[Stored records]
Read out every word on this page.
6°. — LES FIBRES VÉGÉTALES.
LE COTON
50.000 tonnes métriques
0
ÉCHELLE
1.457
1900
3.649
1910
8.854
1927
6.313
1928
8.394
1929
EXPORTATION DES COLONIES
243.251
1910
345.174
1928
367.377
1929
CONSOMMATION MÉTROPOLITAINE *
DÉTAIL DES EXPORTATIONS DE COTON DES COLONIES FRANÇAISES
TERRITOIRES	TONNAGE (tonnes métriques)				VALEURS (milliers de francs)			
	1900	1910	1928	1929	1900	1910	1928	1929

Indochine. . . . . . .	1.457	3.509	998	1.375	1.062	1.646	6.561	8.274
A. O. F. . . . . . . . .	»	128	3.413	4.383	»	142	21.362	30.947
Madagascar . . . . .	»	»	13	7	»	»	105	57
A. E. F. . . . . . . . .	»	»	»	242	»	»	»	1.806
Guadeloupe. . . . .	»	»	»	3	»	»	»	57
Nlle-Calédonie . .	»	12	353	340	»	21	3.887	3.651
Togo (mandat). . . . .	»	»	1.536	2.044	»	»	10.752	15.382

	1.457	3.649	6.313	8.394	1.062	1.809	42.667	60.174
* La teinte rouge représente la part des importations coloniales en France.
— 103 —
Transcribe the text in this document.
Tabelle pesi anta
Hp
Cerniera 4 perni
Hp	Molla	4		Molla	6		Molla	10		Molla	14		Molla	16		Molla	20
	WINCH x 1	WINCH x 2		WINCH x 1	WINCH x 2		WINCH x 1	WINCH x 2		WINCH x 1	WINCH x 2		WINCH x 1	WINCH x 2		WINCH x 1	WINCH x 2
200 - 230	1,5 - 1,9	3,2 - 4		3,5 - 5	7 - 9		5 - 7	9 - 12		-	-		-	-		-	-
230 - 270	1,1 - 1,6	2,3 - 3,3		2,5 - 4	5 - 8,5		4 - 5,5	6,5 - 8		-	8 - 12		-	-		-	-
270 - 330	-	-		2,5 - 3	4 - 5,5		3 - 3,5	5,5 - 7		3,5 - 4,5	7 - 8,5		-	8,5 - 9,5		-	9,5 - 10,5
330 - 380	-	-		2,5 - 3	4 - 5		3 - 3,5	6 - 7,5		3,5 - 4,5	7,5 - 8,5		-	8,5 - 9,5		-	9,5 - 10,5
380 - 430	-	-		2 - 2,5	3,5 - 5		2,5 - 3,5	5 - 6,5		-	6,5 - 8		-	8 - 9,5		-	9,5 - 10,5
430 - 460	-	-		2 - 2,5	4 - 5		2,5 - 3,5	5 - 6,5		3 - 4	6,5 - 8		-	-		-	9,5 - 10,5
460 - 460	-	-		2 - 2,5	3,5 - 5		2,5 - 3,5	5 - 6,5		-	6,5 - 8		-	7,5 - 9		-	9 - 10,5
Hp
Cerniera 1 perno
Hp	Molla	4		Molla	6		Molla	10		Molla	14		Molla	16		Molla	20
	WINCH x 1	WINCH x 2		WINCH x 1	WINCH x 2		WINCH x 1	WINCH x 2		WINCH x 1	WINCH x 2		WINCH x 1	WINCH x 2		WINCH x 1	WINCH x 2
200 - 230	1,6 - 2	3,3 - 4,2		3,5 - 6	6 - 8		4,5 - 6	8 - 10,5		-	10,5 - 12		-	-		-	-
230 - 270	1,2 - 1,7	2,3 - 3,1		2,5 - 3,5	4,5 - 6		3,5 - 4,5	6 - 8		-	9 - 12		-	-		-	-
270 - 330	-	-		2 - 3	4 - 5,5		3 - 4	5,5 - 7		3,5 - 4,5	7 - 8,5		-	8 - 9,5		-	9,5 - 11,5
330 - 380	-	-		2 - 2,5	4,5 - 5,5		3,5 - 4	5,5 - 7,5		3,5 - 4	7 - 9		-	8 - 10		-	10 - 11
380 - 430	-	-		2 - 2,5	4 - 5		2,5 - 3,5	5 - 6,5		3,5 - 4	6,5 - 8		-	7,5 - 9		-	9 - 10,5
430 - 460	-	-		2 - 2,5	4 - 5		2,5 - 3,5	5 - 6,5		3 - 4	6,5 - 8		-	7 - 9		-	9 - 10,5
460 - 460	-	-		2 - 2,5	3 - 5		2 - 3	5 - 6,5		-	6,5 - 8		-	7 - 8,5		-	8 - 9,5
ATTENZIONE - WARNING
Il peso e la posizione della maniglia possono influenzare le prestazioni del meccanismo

▶ _Stated problem_
Your answer should be a single number: how many lines of the material contain the word "this".

▶ _Finished task_
2